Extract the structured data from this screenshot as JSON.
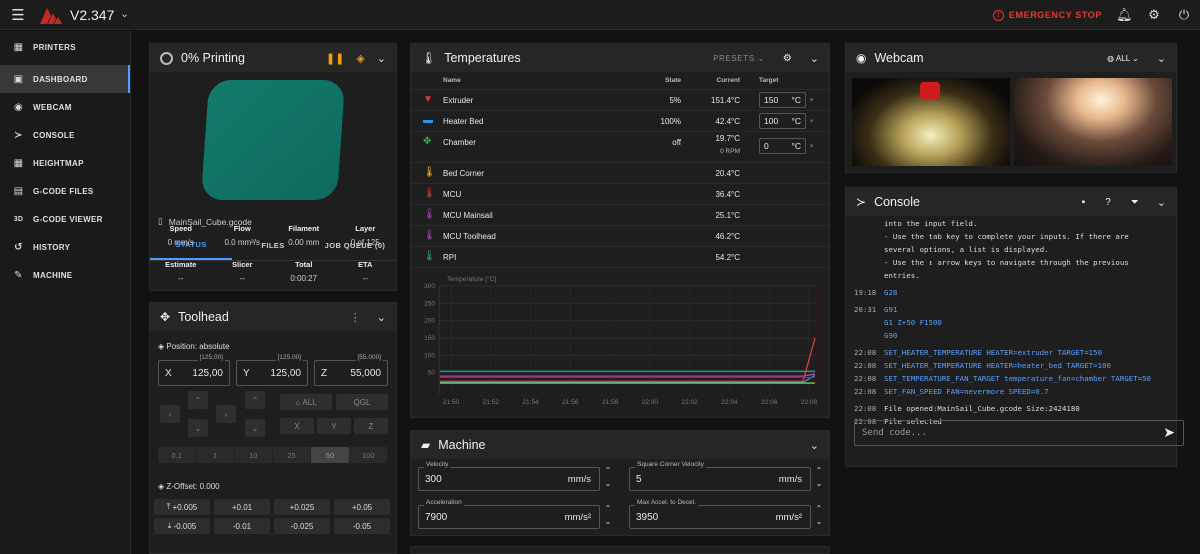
{
  "topbar": {
    "version": "V2.347",
    "emergency_stop": "EMERGENCY STOP"
  },
  "sidebar": {
    "items": [
      {
        "label": "PRINTERS",
        "icon": "printers-icon",
        "glyph": "▦"
      },
      {
        "label": "DASHBOARD",
        "icon": "dashboard-icon",
        "glyph": "▣"
      },
      {
        "label": "WEBCAM",
        "icon": "webcam-icon",
        "glyph": "◉"
      },
      {
        "label": "CONSOLE",
        "icon": "console-icon",
        "glyph": "≻"
      },
      {
        "label": "HEIGHTMAP",
        "icon": "heightmap-icon",
        "glyph": "▦"
      },
      {
        "label": "G-CODE FILES",
        "icon": "files-icon",
        "glyph": "▤"
      },
      {
        "label": "G-CODE VIEWER",
        "icon": "gcode-viewer-icon",
        "glyph": "3D"
      },
      {
        "label": "HISTORY",
        "icon": "history-icon",
        "glyph": "↺"
      },
      {
        "label": "MACHINE",
        "icon": "wrench-icon",
        "glyph": "✎"
      }
    ]
  },
  "status_panel": {
    "title": "0% Printing",
    "filename": "MainSail_Cube.gcode",
    "tabs": [
      "STATUS",
      "FILES",
      "JOB QUEUE (0)"
    ],
    "row1": [
      {
        "label": "Speed",
        "value": "0 mm/s"
      },
      {
        "label": "Flow",
        "value": "0.0 mm³/s"
      },
      {
        "label": "Filament",
        "value": "0.00 mm"
      },
      {
        "label": "Layer",
        "value": "0 of 125"
      }
    ],
    "row2": [
      {
        "label": "Estimate",
        "value": "--"
      },
      {
        "label": "Slicer",
        "value": "--"
      },
      {
        "label": "Total",
        "value": "0:00:27"
      },
      {
        "label": "ETA",
        "value": "--"
      }
    ]
  },
  "toolhead": {
    "title": "Toolhead",
    "position_label": "Position: absolute",
    "axes": [
      {
        "axis": "X",
        "value": "125,00",
        "cap": "[125.00]"
      },
      {
        "axis": "Y",
        "value": "125,00",
        "cap": "[125.00]"
      },
      {
        "axis": "Z",
        "value": "55,000",
        "cap": "[55.000]"
      }
    ],
    "home_all": "ALL",
    "qgl": "QGL",
    "home_x": "X",
    "home_y": "Y",
    "home_z": "Z",
    "steps": [
      "0.1",
      "1",
      "10",
      "25",
      "50",
      "100"
    ],
    "z_offset_label": "Z-Offset: 0.000",
    "z_up": [
      "+0.005",
      "+0.01",
      "+0.025",
      "+0.05"
    ],
    "z_down": [
      "-0.005",
      "-0.01",
      "-0.025",
      "-0.05"
    ]
  },
  "temperatures": {
    "title": "Temperatures",
    "presets": "PRESETS",
    "headers": {
      "name": "Name",
      "state": "State",
      "current": "Current",
      "target": "Target"
    },
    "rows": [
      {
        "name": "Extruder",
        "state": "5%",
        "current": "151.4°C",
        "target": "150",
        "unit": "°C",
        "color": "#e53935"
      },
      {
        "name": "Heater Bed",
        "state": "100%",
        "current": "42.4°C",
        "target": "100",
        "unit": "°C",
        "color": "#2196f3"
      },
      {
        "name": "Chamber",
        "state": "off",
        "current": "19.7°C",
        "sub": "0 RPM",
        "target": "0",
        "unit": "°C",
        "color": "#4caf50"
      },
      {
        "name": "Bed Corner",
        "current": "20.4°C",
        "color": "#fbc02d"
      },
      {
        "name": "MCU",
        "current": "36.4°C",
        "color": "#e53935"
      },
      {
        "name": "MCU Mainsail",
        "current": "25.1°C",
        "color": "#ab47bc"
      },
      {
        "name": "MCU Toolhead",
        "current": "46.2°C",
        "color": "#ab47bc"
      },
      {
        "name": "RPI",
        "current": "54.2°C",
        "color": "#26a69a"
      }
    ]
  },
  "chart_data": {
    "type": "line",
    "ylabel": "Temperature [°C]",
    "ylim": [
      0,
      300
    ],
    "yticks": [
      300,
      250,
      200,
      150,
      100,
      50
    ],
    "x": [
      "21:50",
      "21:52",
      "21:54",
      "21:56",
      "21:58",
      "22:00",
      "22:02",
      "22:04",
      "22:06",
      "22:08"
    ],
    "series": [
      {
        "name": "Extruder",
        "color": "#e53935",
        "values": [
          25,
          25,
          25,
          25,
          25,
          25,
          25,
          25,
          25,
          150
        ]
      },
      {
        "name": "Heater Bed",
        "color": "#2196f3",
        "values": [
          22,
          22,
          22,
          22,
          22,
          22,
          22,
          22,
          22,
          42
        ]
      },
      {
        "name": "RPI",
        "color": "#26a69a",
        "values": [
          54,
          54,
          54,
          54,
          54,
          54,
          54,
          54,
          54,
          54
        ]
      },
      {
        "name": "MCU Toolhead",
        "color": "#ab47bc",
        "values": [
          40,
          40,
          40,
          40,
          40,
          40,
          40,
          40,
          40,
          46
        ]
      },
      {
        "name": "MCU",
        "color": "#b71c1c",
        "values": [
          36,
          36,
          36,
          36,
          36,
          36,
          36,
          36,
          36,
          36
        ]
      },
      {
        "name": "Chamber",
        "color": "#8bc34a",
        "values": [
          20,
          20,
          20,
          20,
          20,
          20,
          20,
          20,
          20,
          20
        ]
      }
    ]
  },
  "machine": {
    "title": "Machine",
    "fields": [
      {
        "label": "Velocity",
        "value": "300",
        "unit": "mm/s"
      },
      {
        "label": "Square Corner Velocity",
        "value": "5",
        "unit": "mm/s"
      },
      {
        "label": "Acceleration",
        "value": "7900",
        "unit": "mm/s²"
      },
      {
        "label": "Max Accel. to Decel.",
        "value": "3950",
        "unit": "mm/s²"
      }
    ]
  },
  "webcam": {
    "title": "Webcam",
    "filter": "ALL"
  },
  "console": {
    "title": "Console",
    "help_lines": [
      "into the input field.",
      "- Use the tab key to complete your inputs. If there are",
      "several options, a list is displayed.",
      "- Use the ↕ arrow keys to navigate through the previous",
      "entries."
    ],
    "entries": [
      {
        "time": "19:18",
        "text": "G28",
        "cmd": true
      },
      {
        "time": "20:31",
        "text": "G91",
        "cmd": true
      },
      {
        "time": "",
        "text": "G1 Z+50 F1500",
        "cmd": true
      },
      {
        "time": "",
        "text": "G90",
        "cmd": true
      },
      {
        "time": "22:08",
        "text": "SET_HEATER_TEMPERATURE HEATER=extruder TARGET=150",
        "cmd": true
      },
      {
        "time": "22:08",
        "text": "SET_HEATER_TEMPERATURE HEATER=heater_bed TARGET=100",
        "cmd": true
      },
      {
        "time": "22:08",
        "text": "SET_TEMPERATURE_FAN_TARGET temperature_fan=chamber TARGET=50",
        "cmd": true
      },
      {
        "time": "22:08",
        "text": "SET_FAN_SPEED FAN=nevermore SPEED=0.7",
        "cmd": true
      },
      {
        "time": "22:08",
        "text": "File opened:MainSail_Cube.gcode Size:2424180",
        "cmd": false
      },
      {
        "time": "22:08",
        "text": "File selected",
        "cmd": false
      }
    ],
    "placeholder": "Send code..."
  }
}
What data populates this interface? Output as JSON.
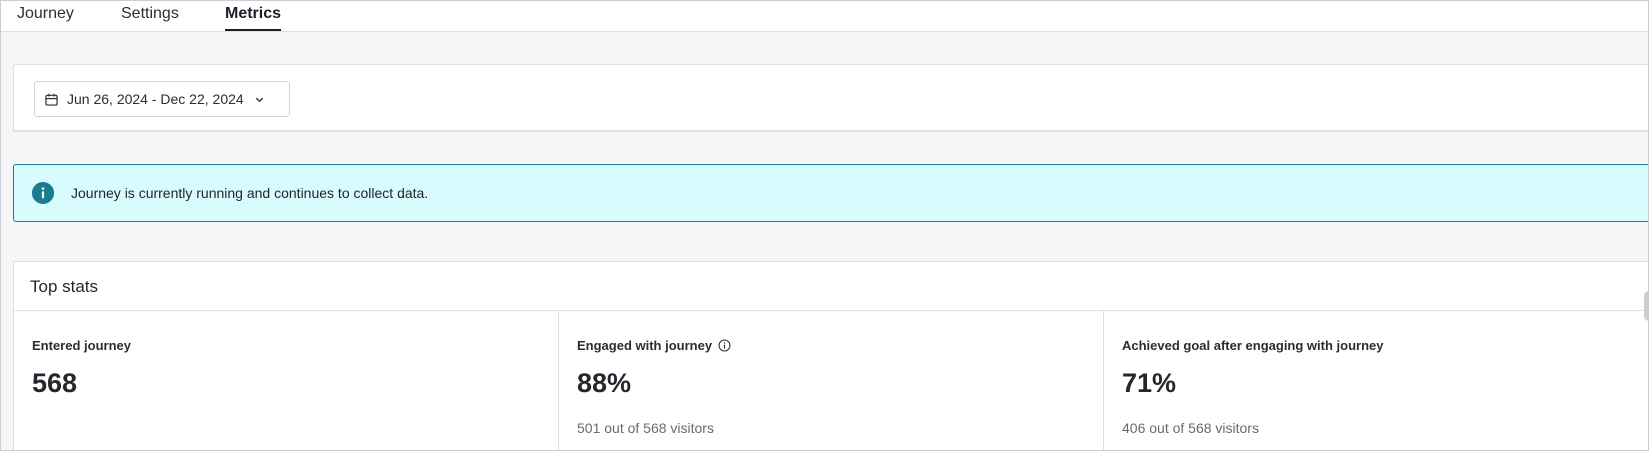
{
  "tabs": [
    {
      "label": "Journey",
      "active": false
    },
    {
      "label": "Settings",
      "active": false
    },
    {
      "label": "Metrics",
      "active": true
    }
  ],
  "date_range": {
    "label": "Jun 26, 2024 - Dec 22, 2024",
    "icon": "calendar-icon",
    "dropdown_icon": "chevron-down-icon"
  },
  "banner": {
    "icon": "info-icon",
    "text": "Journey is currently running and continues to collect data.",
    "bg_color": "#d8fbfd",
    "accent_color": "#1a7c8c"
  },
  "top_stats": {
    "title": "Top stats",
    "items": [
      {
        "label": "Entered journey",
        "value": "568",
        "sub": ""
      },
      {
        "label": "Engaged with journey",
        "value": "88%",
        "sub": "501 out of 568 visitors",
        "has_info_icon": true
      },
      {
        "label": "Achieved goal after engaging with journey",
        "value": "71%",
        "sub": "406 out of 568 visitors"
      }
    ]
  }
}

————————

# [WHAT TO PRODUCE]
Everything from the line containing "What data populates" through the last line of the entries must be repeated verbatim, except pictures.

# [WRITTEN RESPONSE]
What data populates this interface? Output as JSON.
{
  "tabs": [
    {
      "label": "Journey",
      "active": false
    },
    {
      "label": "Settings",
      "active": false
    },
    {
      "label": "Metrics",
      "active": true
    }
  ],
  "date_range": {
    "label": "Jun 26, 2024 - Dec 22, 2024",
    "icon": "calendar-icon",
    "dropdown_icon": "chevron-down-icon"
  },
  "banner": {
    "icon": "info-icon",
    "text": "Journey is currently running and continues to collect data.",
    "bg_color": "#d8fbfd",
    "accent_color": "#1a7c8c"
  },
  "top_stats": {
    "title": "Top stats",
    "items": [
      {
        "label": "Entered journey",
        "value": "568",
        "sub": ""
      },
      {
        "label": "Engaged with journey",
        "value": "88%",
        "sub": "501 out of 568 visitors",
        "has_info_icon": true
      },
      {
        "label": "Achieved goal after engaging with journey",
        "value": "71%",
        "sub": "406 out of 568 visitors"
      }
    ]
  }
}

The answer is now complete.